* _RECORDED INFORMATION_:

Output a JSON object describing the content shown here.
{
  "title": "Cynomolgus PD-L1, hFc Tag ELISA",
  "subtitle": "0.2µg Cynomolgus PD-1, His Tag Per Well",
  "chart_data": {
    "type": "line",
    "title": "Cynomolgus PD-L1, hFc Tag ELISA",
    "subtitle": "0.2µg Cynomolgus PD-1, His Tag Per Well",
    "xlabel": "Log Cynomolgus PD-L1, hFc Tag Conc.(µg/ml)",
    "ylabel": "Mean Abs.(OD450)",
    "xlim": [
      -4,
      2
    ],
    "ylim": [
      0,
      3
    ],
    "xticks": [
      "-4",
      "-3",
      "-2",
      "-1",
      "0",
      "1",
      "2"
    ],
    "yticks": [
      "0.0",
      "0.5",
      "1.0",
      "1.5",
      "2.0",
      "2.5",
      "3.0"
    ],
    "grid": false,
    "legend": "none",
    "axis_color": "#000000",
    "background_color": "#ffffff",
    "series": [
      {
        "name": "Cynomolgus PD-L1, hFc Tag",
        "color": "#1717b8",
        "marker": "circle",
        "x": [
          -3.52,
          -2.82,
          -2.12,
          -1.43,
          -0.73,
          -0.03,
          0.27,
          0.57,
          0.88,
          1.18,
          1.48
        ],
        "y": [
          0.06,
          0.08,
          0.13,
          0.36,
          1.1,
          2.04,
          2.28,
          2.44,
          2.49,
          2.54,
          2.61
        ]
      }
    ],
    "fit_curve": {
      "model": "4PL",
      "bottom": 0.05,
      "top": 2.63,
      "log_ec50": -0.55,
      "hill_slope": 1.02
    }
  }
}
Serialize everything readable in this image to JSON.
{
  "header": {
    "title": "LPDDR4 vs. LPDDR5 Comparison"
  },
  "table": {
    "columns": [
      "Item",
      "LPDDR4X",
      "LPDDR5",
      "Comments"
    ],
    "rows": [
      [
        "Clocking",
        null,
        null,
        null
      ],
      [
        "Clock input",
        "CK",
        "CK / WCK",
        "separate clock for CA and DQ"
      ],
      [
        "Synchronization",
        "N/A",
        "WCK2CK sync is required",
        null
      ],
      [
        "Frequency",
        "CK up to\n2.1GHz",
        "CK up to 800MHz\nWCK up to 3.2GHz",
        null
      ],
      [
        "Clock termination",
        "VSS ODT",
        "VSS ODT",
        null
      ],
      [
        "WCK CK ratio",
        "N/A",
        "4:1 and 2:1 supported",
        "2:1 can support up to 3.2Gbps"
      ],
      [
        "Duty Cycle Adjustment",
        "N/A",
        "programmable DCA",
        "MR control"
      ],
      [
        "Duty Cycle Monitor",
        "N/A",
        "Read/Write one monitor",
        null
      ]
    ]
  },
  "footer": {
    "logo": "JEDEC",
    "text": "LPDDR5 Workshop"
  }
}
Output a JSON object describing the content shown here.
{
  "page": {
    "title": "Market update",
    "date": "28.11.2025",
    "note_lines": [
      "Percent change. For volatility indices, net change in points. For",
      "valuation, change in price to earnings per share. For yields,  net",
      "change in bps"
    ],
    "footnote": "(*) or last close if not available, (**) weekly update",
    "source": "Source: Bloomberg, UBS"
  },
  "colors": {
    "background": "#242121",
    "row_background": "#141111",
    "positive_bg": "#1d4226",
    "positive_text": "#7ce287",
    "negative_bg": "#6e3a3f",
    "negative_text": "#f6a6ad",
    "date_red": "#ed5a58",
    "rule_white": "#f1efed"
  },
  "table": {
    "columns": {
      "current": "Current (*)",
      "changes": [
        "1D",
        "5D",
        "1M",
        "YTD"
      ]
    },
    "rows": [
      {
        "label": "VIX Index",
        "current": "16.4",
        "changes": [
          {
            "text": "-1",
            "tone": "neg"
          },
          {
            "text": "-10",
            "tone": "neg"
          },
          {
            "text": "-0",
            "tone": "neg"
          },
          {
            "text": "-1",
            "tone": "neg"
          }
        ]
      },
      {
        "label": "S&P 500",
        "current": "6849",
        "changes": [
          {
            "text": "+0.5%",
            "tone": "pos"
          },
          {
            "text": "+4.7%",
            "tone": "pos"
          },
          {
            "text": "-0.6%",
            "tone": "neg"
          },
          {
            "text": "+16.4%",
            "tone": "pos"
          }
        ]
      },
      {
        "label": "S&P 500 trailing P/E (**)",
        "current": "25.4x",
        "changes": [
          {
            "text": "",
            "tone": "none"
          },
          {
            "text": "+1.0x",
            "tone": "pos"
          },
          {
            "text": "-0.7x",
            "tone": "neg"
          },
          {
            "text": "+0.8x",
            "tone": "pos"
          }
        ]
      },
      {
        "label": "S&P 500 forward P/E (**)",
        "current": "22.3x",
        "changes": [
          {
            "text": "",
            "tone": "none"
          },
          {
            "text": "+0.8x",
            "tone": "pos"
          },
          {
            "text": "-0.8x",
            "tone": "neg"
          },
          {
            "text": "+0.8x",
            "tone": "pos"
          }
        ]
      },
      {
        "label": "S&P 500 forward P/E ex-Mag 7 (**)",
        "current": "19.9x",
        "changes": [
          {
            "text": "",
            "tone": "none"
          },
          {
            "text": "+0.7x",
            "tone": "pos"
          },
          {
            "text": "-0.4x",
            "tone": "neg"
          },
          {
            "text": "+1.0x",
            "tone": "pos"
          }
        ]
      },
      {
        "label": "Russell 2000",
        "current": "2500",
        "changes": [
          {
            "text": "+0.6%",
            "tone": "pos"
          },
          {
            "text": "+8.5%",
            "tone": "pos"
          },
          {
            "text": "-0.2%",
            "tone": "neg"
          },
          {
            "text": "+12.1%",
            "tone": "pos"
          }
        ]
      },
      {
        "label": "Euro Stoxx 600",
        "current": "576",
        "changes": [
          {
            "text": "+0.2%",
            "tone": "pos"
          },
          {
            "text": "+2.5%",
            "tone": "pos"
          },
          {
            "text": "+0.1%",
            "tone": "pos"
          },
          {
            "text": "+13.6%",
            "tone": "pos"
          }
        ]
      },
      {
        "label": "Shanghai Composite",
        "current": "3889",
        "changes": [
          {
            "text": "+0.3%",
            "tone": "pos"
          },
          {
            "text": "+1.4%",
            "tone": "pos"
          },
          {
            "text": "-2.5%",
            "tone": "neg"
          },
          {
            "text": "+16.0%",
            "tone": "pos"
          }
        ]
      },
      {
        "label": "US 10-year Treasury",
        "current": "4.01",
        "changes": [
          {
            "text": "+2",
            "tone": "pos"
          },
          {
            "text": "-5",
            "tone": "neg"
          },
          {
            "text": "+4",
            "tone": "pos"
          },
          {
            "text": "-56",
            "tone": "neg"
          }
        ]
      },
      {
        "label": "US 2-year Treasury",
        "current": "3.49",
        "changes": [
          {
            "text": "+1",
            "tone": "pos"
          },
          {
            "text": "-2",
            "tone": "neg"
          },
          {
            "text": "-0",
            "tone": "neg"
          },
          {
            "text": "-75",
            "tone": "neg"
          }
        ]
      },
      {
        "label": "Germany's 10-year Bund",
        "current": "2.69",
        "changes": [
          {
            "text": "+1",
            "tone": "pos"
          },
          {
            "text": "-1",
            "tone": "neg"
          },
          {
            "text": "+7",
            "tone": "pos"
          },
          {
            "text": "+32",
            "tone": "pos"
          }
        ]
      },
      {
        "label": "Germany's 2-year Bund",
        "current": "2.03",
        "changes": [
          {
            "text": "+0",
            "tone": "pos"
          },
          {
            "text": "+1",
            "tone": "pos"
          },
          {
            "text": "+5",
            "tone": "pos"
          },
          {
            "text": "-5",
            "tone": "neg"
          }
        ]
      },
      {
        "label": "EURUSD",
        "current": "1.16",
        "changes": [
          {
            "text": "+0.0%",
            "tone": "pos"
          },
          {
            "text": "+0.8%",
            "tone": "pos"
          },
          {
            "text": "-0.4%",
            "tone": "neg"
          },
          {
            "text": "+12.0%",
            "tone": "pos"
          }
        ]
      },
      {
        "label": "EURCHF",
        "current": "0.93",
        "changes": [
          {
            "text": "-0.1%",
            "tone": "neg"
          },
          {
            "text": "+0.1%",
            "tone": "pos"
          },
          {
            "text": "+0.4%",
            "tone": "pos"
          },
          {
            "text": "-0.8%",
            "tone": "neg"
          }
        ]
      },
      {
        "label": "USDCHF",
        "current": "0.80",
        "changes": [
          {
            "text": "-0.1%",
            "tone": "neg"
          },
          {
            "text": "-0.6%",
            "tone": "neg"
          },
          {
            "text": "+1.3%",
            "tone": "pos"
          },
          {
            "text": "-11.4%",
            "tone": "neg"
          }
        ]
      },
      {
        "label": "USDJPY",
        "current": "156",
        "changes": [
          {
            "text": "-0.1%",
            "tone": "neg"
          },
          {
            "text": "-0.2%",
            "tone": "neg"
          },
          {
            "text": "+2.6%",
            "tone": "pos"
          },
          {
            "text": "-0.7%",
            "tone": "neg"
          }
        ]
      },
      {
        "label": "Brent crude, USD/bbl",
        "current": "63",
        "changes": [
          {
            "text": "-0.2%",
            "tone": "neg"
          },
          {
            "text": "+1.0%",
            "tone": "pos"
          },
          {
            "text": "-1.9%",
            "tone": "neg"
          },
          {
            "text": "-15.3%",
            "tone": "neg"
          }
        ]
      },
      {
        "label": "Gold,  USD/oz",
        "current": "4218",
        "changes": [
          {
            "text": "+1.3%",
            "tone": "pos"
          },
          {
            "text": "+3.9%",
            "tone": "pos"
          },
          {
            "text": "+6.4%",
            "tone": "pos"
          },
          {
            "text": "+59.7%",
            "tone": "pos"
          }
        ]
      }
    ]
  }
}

* _WHAT YOU ARE ASKED TO DO_: Show all lines in the entries above where the string "Well" appears.

* _SOLUTION FOR THIS EXERCISE_:
  "subtitle": "0.2µg Cynomolgus PD-1, His Tag Per Well",
    "subtitle": "0.2µg Cynomolgus PD-1, His Tag Per Well",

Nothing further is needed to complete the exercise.